Excerpted records:
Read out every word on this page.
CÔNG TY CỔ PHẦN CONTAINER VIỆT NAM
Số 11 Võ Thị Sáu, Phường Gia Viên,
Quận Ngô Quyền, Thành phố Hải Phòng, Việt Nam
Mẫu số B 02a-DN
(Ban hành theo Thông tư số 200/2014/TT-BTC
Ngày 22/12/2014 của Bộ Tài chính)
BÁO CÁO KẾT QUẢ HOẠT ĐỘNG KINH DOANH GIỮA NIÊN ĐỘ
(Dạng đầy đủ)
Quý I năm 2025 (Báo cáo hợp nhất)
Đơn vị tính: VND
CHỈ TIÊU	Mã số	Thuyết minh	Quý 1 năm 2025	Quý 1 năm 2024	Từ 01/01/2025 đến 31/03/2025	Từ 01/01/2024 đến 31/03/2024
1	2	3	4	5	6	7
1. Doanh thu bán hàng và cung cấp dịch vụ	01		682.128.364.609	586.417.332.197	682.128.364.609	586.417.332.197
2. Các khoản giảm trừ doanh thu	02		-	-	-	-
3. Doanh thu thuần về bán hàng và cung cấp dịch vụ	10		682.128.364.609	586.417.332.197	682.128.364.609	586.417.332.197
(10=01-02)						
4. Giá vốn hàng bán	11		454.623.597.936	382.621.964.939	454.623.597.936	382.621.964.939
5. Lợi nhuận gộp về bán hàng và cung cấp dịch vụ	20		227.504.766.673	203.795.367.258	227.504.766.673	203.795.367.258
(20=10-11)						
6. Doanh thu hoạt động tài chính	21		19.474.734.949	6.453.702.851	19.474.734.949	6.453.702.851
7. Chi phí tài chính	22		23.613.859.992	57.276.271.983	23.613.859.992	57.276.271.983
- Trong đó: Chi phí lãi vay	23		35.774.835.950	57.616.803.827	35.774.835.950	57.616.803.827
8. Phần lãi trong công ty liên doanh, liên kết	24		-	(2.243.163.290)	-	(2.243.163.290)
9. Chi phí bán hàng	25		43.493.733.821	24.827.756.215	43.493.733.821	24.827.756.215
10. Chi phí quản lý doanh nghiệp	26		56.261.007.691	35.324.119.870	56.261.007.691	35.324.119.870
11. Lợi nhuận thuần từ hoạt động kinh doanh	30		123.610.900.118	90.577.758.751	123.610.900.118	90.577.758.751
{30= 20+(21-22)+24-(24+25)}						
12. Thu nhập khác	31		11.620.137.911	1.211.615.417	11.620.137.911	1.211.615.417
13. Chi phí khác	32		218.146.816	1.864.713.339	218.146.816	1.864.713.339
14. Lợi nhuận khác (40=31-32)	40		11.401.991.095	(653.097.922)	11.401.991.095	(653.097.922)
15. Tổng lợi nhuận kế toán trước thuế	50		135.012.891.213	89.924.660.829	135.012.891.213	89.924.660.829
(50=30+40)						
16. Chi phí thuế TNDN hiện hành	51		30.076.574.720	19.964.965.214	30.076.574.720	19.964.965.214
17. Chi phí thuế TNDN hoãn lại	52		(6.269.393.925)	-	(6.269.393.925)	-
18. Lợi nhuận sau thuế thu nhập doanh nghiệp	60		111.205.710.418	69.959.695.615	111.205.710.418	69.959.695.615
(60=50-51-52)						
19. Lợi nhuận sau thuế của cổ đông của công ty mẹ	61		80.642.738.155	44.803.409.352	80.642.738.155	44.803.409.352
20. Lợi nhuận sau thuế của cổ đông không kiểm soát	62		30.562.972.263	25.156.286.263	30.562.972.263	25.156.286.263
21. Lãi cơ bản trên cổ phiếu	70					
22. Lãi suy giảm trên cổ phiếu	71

Work to do: From the records above, extract each line exactly as shown.

The completed task:
Read out every word on this page.
CÔNG TY CỔ PHẦN CONTAINER VIỆT NAM
Số 11 Võ Thị Sáu, Phường Gia Viên,
Quận Ngô Quyền, Thành phố Hải Phòng, Việt Nam
Mẫu số B 02a-DN
(Ban hành theo Thông tư số 200/2014/TT-BTC
Ngày 22/12/2014 của Bộ Tài chính)
BÁO CÁO KẾT QUẢ HOẠT ĐỘNG KINH DOANH GIỮA NIÊN ĐỘ
(Dạng đầy đủ)
Quý I năm 2025 (Báo cáo hợp nhất)
Đơn vị tính: VND
CHỈ TIÊU	Mã số	Thuyết minh	Quý 1 năm 2025	Quý 1 năm 2024	Từ 01/01/2025 đến 31/03/2025	Từ 01/01/2024 đến 31/03/2024
1	2	3	4	5	6	7
1. Doanh thu bán hàng và cung cấp dịch vụ	01		682.128.364.609	586.417.332.197	682.128.364.609	586.417.332.197
2. Các khoản giảm trừ doanh thu	02		-	-	-	-
3. Doanh thu thuần về bán hàng và cung cấp dịch vụ	10		682.128.364.609	586.417.332.197	682.128.364.609	586.417.332.197
(10=01-02)						
4. Giá vốn hàng bán	11		454.623.597.936	382.621.964.939	454.623.597.936	382.621.964.939
5. Lợi nhuận gộp về bán hàng và cung cấp dịch vụ	20		227.504.766.673	203.795.367.258	227.504.766.673	203.795.367.258
(20=10-11)						
6. Doanh thu hoạt động tài chính	21		19.474.734.949	6.453.702.851	19.474.734.949	6.453.702.851
7. Chi phí tài chính	22		23.613.859.992	57.276.271.983	23.613.859.992	57.276.271.983
- Trong đó: Chi phí lãi vay	23		35.774.835.950	57.616.803.827	35.774.835.950	57.616.803.827
8. Phần lãi trong công ty liên doanh, liên kết	24		-	(2.243.163.290)	-	(2.243.163.290)
9. Chi phí bán hàng	25		43.493.733.821	24.827.756.215	43.493.733.821	24.827.756.215
10. Chi phí quản lý doanh nghiệp	26		56.261.007.691	35.324.119.870	56.261.007.691	35.324.119.870
11. Lợi nhuận thuần từ hoạt động kinh doanh	30		123.610.900.118	90.577.758.751	123.610.900.118	90.577.758.751
{30= 20+(21-22)+24-(24+25)}						
12. Thu nhập khác	31		11.620.137.911	1.211.615.417	11.620.137.911	1.211.615.417
13. Chi phí khác	32		218.146.816	1.864.713.339	218.146.816	1.864.713.339
14. Lợi nhuận khác (40=31-32)	40		11.401.991.095	(653.097.922)	11.401.991.095	(653.097.922)
15. Tổng lợi nhuận kế toán trước thuế	50		135.012.891.213	89.924.660.829	135.012.891.213	89.924.660.829
(50=30+40)						
16. Chi phí thuế TNDN hiện hành	51		30.076.574.720	19.964.965.214	30.076.574.720	19.964.965.214
17. Chi phí thuế TNDN hoãn lại	52		(6.269.393.925)	-	(6.269.393.925)	-
18. Lợi nhuận sau thuế thu nhập doanh nghiệp	60		111.205.710.418	69.959.695.615	111.205.710.418	69.959.695.615
(60=50-51-52)						
19. Lợi nhuận sau thuế của cổ đông của công ty mẹ	61		80.642.738.155	44.803.409.352	80.642.738.155	44.803.409.352
20. Lợi nhuận sau thuế của cổ đông không kiểm soát	62		30.562.972.263	25.156.286.263	30.562.972.263	25.156.286.263
21. Lãi cơ bản trên cổ phiếu	70					
22. Lãi suy giảm trên cổ phiếu	71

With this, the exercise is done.